▸ TASK DETAILS
In the following material, identify every line holding the string "Poder" and return it.

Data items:
******

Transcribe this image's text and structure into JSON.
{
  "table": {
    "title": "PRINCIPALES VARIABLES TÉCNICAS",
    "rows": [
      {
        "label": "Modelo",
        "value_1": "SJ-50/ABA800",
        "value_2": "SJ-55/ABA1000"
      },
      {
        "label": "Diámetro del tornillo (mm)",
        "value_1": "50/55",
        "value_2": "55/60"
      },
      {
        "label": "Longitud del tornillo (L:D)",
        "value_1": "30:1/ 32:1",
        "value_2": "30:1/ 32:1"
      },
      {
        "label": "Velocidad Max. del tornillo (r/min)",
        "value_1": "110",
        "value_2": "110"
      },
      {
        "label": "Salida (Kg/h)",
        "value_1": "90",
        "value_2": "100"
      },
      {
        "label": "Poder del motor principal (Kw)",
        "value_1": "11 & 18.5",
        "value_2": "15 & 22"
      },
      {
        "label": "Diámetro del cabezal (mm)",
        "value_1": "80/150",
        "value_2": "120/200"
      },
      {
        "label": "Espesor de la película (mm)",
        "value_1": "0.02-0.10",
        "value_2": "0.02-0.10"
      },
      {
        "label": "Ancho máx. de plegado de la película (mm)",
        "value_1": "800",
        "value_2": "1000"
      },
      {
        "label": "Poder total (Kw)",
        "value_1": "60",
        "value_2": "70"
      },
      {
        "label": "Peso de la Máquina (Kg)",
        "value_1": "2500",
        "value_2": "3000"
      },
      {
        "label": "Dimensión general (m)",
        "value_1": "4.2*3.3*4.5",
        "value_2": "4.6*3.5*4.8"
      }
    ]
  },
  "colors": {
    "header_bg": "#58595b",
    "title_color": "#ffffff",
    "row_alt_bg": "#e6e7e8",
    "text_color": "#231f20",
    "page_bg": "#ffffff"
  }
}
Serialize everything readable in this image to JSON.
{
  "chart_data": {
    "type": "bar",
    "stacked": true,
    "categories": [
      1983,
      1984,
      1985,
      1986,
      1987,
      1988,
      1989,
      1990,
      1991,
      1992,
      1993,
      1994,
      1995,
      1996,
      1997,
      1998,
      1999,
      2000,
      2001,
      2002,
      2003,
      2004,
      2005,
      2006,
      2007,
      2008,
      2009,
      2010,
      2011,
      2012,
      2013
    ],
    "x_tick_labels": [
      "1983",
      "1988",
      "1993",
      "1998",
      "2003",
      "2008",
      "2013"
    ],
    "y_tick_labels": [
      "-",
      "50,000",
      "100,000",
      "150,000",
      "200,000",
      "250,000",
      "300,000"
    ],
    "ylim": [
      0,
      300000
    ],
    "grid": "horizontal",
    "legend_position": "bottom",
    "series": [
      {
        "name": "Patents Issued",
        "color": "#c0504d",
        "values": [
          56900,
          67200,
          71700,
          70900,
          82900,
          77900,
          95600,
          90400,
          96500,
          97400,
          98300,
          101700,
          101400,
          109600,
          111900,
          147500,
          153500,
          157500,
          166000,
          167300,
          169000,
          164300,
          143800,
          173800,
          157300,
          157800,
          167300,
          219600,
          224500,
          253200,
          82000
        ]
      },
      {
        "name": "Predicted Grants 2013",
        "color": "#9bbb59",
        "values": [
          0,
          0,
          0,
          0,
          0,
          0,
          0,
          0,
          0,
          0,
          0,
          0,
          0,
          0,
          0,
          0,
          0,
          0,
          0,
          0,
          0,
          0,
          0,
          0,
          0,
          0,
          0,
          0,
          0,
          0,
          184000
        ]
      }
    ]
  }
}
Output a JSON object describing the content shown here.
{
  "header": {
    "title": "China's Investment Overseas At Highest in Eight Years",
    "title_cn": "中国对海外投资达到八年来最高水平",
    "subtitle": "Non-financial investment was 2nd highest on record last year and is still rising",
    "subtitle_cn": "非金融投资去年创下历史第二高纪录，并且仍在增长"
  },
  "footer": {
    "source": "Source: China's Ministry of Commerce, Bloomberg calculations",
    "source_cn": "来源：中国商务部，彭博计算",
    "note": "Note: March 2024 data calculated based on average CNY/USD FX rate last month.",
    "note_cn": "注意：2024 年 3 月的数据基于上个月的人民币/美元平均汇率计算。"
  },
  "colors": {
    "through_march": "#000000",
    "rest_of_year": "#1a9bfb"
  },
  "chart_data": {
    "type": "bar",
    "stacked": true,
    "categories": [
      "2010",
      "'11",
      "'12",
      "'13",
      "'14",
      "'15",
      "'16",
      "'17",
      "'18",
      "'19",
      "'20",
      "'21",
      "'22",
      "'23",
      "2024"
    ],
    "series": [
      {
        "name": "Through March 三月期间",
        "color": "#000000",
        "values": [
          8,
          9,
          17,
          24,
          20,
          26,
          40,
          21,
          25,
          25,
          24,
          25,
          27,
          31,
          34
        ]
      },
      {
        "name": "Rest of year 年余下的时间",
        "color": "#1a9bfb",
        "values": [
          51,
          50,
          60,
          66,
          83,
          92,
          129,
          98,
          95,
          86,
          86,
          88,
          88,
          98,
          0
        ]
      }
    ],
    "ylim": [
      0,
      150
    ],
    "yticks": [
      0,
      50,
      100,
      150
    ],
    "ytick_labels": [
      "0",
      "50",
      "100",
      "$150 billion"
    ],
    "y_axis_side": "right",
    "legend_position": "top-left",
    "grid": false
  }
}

******

▸ FINAL RESULT
        "label": "Poder del motor principal (Kw)",
        "label": "Poder total (Kw)",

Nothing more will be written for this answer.